[Task instructions] List all lines of the data that include the string "Targeted".

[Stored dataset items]

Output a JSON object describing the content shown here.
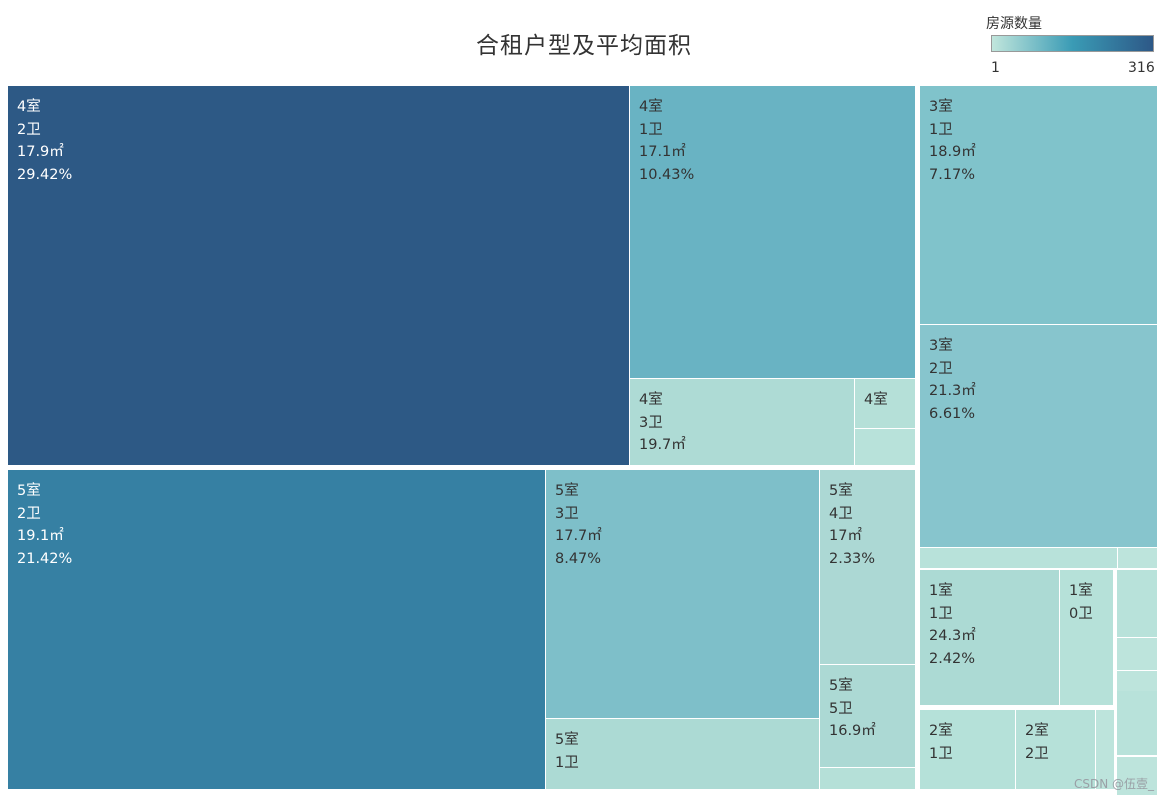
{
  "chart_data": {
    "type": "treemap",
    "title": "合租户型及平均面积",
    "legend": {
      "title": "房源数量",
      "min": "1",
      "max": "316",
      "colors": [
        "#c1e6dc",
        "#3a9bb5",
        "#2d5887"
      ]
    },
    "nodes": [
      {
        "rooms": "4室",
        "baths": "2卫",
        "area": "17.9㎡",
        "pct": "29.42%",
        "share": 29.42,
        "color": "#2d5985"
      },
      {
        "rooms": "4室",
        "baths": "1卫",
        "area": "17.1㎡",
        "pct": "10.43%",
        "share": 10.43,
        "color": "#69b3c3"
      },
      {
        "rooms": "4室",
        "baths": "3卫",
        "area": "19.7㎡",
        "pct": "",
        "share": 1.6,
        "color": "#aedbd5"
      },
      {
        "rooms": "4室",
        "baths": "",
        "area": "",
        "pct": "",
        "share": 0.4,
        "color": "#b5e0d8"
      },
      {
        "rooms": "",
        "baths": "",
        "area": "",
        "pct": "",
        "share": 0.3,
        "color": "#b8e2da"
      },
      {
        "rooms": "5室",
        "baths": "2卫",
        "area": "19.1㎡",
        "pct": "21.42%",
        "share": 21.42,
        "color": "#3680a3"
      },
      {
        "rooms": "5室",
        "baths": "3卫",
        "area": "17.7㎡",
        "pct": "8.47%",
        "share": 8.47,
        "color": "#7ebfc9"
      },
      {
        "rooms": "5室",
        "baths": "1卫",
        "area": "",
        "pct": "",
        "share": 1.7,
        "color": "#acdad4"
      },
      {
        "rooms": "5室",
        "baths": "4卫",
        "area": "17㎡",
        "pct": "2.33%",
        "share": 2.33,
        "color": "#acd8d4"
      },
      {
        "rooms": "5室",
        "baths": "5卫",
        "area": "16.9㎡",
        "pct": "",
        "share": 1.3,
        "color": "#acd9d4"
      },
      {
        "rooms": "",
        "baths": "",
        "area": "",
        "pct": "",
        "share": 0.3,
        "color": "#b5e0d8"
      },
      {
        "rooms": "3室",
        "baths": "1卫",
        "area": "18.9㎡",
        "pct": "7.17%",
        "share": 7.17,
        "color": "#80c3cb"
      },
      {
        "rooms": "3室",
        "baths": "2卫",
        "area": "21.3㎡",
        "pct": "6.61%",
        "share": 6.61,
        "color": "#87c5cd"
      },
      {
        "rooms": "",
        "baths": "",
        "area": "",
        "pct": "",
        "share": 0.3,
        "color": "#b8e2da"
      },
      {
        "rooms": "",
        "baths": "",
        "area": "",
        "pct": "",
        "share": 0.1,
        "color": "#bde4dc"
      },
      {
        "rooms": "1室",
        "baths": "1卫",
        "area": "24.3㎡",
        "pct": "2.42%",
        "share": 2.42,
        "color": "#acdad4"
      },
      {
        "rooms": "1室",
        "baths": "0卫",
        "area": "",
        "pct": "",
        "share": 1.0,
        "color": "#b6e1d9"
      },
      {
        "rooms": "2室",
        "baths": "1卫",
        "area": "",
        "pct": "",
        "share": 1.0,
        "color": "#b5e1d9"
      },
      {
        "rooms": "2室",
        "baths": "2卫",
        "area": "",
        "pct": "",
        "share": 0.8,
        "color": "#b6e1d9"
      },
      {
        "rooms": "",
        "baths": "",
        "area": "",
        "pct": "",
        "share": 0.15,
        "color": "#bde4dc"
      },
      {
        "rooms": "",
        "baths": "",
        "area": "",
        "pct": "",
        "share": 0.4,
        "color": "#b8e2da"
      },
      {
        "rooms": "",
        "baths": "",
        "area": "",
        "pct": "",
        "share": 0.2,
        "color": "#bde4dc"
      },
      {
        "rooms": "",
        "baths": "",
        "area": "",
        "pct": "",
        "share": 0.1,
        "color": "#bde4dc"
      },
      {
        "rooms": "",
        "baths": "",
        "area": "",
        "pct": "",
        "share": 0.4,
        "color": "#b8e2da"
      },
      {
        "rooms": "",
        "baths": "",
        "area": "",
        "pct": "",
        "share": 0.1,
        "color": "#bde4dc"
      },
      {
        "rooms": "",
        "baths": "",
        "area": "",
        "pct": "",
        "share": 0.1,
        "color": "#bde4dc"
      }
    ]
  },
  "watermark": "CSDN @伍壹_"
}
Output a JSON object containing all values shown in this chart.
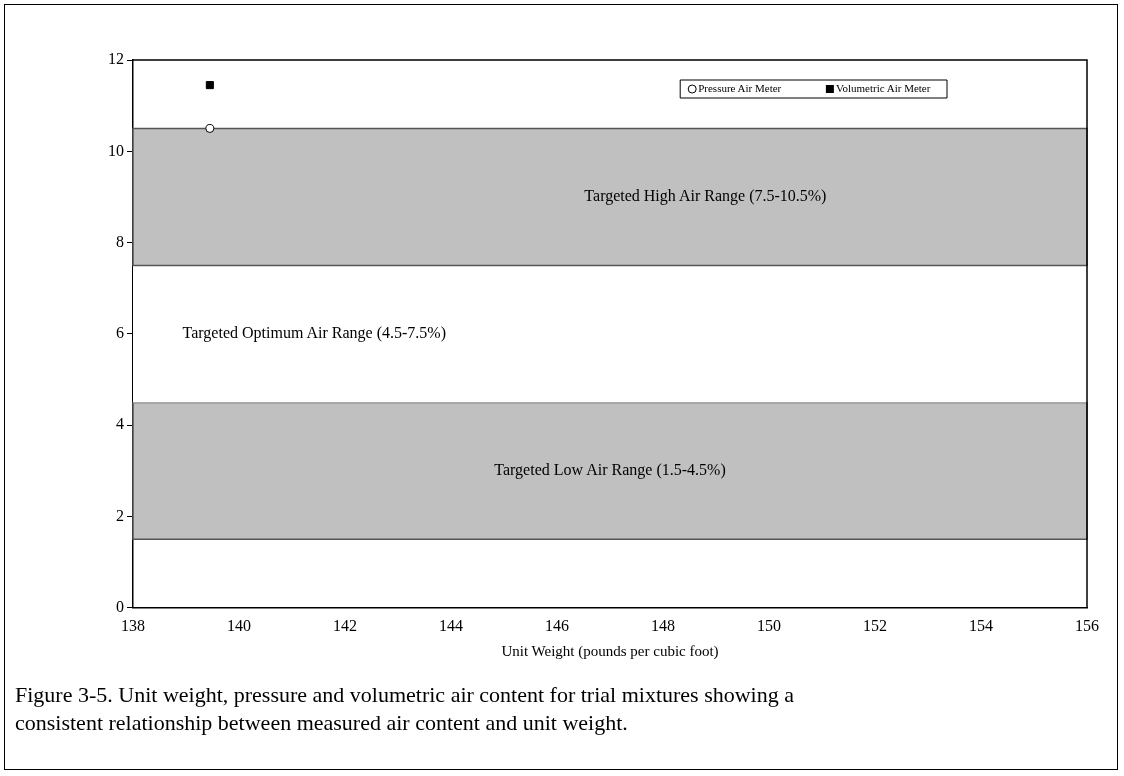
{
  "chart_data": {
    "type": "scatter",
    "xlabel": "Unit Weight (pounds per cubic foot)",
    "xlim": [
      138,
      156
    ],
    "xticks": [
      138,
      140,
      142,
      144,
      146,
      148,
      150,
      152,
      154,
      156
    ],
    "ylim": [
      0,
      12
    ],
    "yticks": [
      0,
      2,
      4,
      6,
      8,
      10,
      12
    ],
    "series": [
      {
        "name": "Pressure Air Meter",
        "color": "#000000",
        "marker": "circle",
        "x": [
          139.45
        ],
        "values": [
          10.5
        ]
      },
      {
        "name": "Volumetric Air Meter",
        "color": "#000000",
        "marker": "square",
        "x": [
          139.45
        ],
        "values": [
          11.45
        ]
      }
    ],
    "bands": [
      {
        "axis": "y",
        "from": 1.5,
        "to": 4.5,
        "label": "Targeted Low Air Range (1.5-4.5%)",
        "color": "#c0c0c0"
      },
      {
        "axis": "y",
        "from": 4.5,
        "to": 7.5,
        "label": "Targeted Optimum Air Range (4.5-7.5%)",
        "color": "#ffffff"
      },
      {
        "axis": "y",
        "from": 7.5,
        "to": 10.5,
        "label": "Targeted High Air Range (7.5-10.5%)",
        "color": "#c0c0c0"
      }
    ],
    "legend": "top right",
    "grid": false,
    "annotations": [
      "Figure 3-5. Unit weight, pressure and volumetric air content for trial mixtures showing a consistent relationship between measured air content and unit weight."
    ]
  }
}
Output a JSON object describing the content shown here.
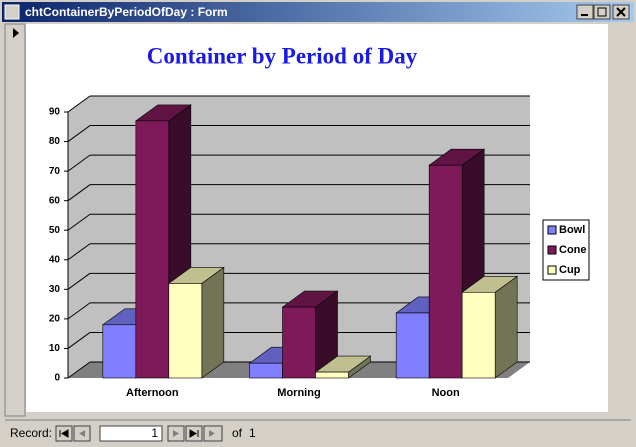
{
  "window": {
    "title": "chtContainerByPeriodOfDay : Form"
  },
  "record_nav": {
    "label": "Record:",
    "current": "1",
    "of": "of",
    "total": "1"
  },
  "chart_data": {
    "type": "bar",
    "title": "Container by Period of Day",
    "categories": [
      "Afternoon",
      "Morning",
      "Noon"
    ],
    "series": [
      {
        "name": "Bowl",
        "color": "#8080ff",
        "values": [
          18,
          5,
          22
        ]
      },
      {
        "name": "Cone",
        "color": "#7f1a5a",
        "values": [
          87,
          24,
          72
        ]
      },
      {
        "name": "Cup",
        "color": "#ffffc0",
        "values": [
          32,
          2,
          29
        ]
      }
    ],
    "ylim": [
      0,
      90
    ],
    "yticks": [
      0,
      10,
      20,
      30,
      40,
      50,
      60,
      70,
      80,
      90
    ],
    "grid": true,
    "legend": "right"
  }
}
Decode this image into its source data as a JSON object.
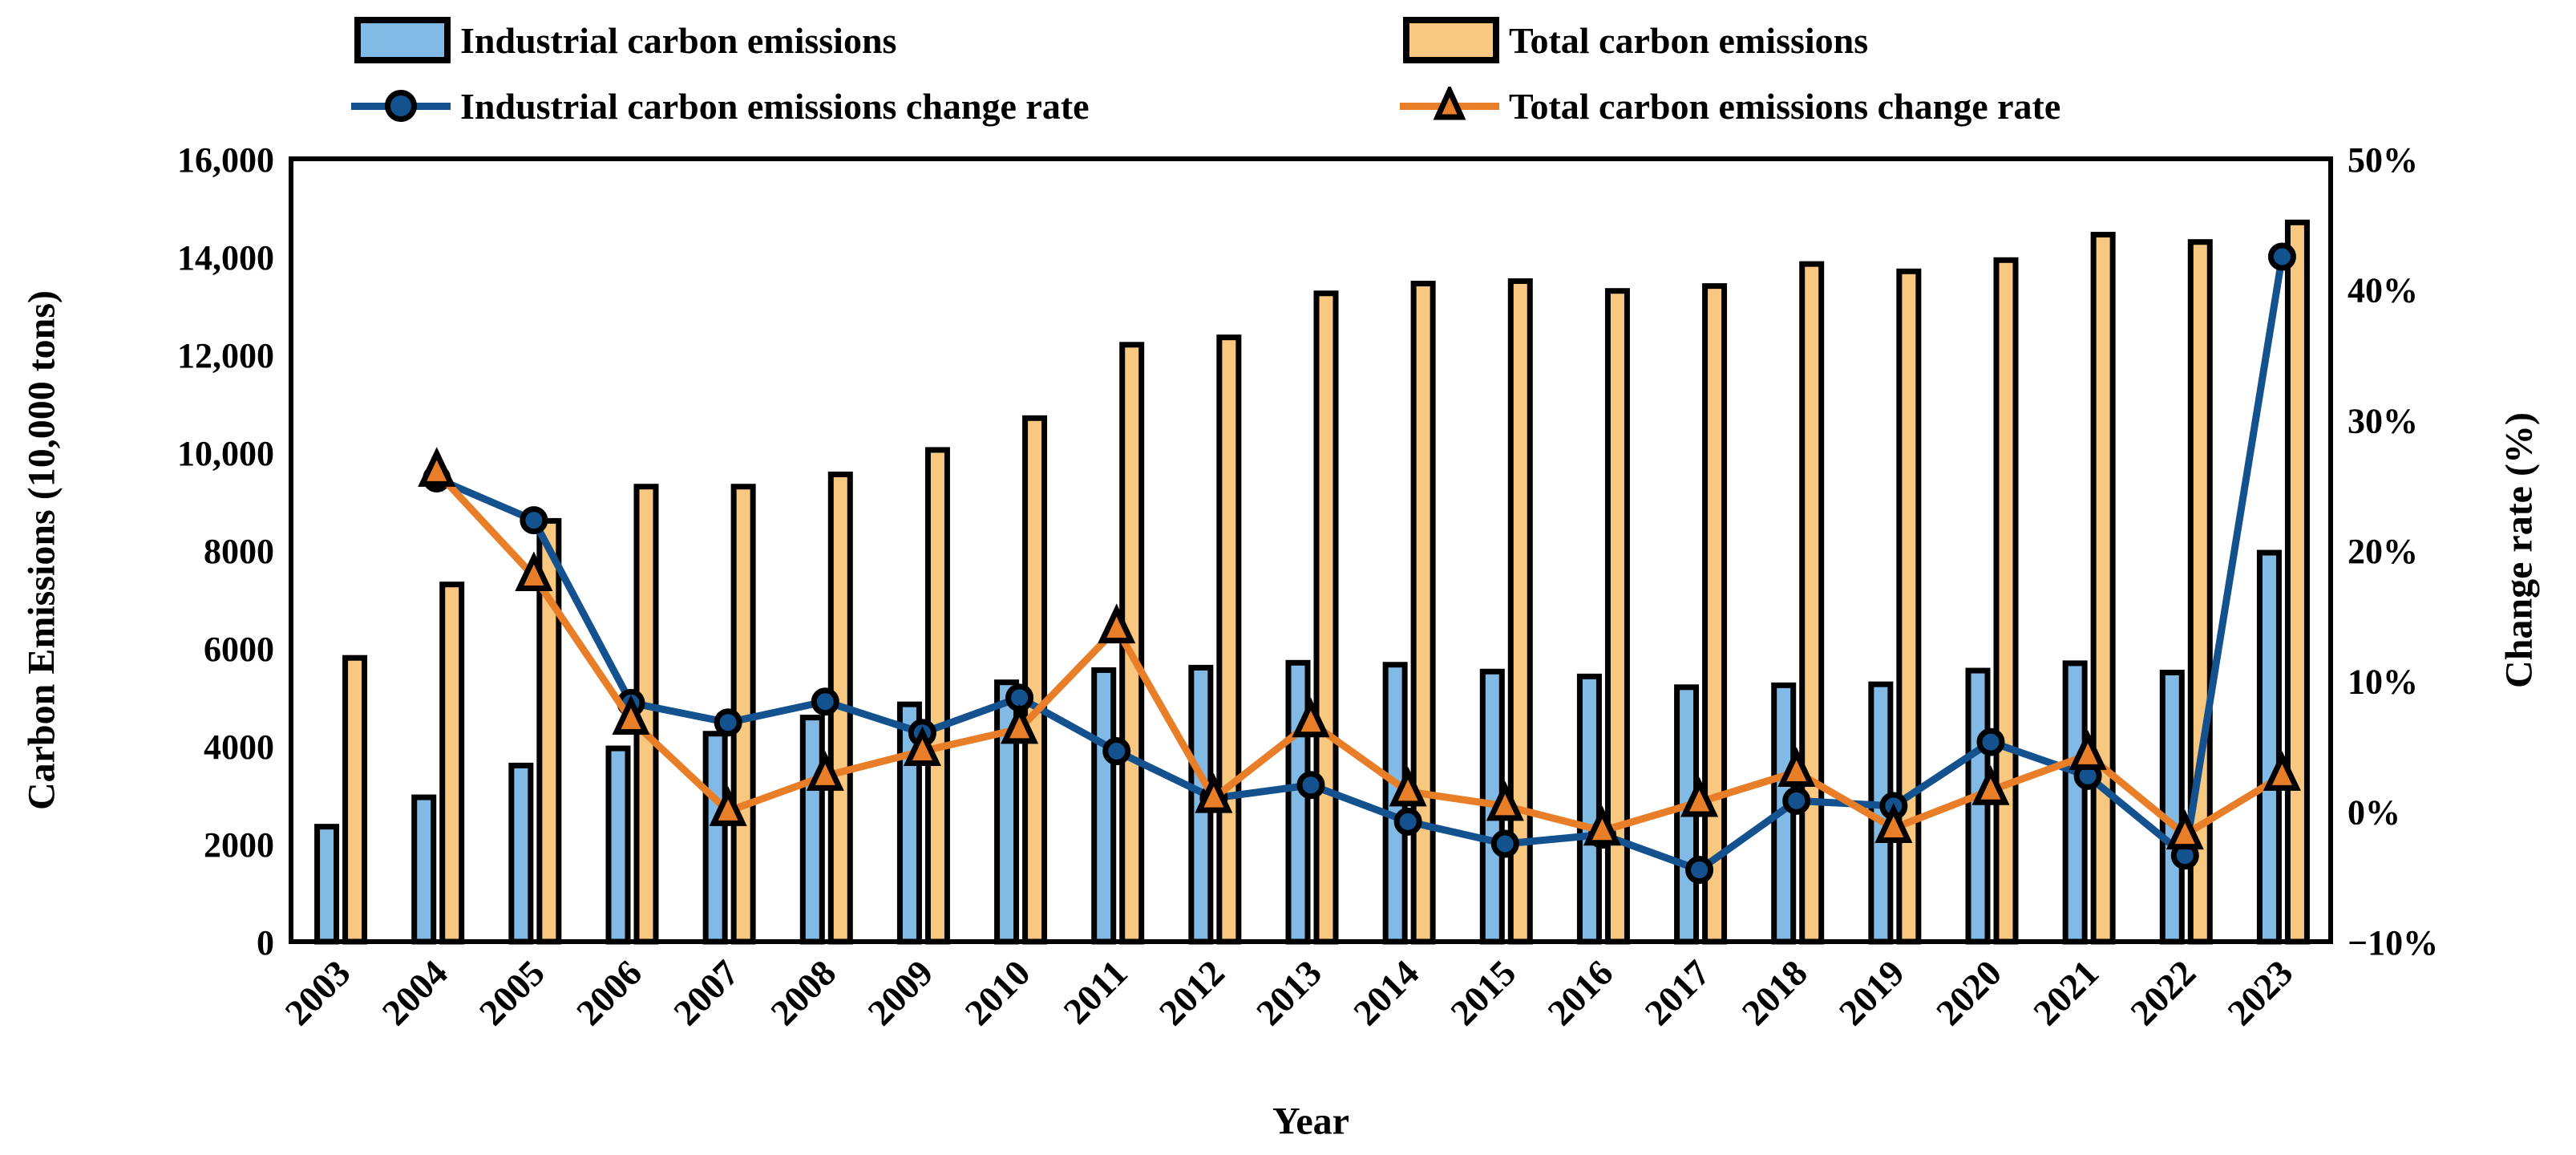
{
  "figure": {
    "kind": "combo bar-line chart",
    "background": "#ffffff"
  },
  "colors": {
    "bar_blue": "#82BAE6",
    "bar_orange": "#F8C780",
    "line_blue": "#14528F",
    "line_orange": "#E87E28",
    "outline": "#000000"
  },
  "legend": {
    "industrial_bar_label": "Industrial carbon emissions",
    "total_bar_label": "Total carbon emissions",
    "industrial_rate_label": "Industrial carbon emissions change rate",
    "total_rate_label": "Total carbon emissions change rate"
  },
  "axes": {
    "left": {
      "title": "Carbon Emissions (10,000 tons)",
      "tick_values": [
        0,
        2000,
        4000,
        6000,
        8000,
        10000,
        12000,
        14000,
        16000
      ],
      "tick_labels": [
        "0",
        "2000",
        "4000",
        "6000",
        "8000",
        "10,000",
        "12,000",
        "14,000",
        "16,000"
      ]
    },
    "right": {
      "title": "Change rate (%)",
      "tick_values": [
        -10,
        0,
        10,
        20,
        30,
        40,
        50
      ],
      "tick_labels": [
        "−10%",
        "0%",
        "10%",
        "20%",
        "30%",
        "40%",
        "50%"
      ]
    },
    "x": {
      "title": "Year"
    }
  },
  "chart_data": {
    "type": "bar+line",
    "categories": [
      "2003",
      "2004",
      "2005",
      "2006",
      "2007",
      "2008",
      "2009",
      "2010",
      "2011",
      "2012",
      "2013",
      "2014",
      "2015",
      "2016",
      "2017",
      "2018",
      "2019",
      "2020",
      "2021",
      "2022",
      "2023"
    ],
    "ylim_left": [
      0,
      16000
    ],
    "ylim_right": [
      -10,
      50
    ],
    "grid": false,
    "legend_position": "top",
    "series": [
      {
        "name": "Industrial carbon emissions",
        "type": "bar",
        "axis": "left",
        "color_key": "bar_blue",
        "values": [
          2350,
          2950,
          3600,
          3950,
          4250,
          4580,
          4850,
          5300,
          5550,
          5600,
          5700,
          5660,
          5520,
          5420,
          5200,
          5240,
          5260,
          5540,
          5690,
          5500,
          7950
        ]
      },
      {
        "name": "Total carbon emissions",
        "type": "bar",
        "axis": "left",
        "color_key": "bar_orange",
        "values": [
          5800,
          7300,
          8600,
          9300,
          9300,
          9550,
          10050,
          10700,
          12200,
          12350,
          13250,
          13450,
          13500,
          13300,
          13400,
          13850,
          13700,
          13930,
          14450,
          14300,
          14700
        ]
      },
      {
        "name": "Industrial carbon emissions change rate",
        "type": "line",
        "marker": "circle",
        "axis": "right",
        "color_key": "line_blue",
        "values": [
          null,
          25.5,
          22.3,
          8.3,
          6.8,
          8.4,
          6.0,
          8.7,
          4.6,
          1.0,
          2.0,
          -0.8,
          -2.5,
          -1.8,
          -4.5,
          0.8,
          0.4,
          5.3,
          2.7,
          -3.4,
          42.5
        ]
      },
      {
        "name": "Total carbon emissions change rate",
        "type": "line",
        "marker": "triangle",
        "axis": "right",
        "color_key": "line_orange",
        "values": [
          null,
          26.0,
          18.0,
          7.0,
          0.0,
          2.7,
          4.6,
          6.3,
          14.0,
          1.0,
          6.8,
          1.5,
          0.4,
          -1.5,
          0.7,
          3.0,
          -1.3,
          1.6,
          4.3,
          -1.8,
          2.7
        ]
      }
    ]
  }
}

[Reply]
        "label": "Targeted Low Air Range (1.5-4.5%)",
        "label": "Targeted Optimum Air Range (4.5-7.5%)",
        "label": "Targeted High Air Range (7.5-10.5%)",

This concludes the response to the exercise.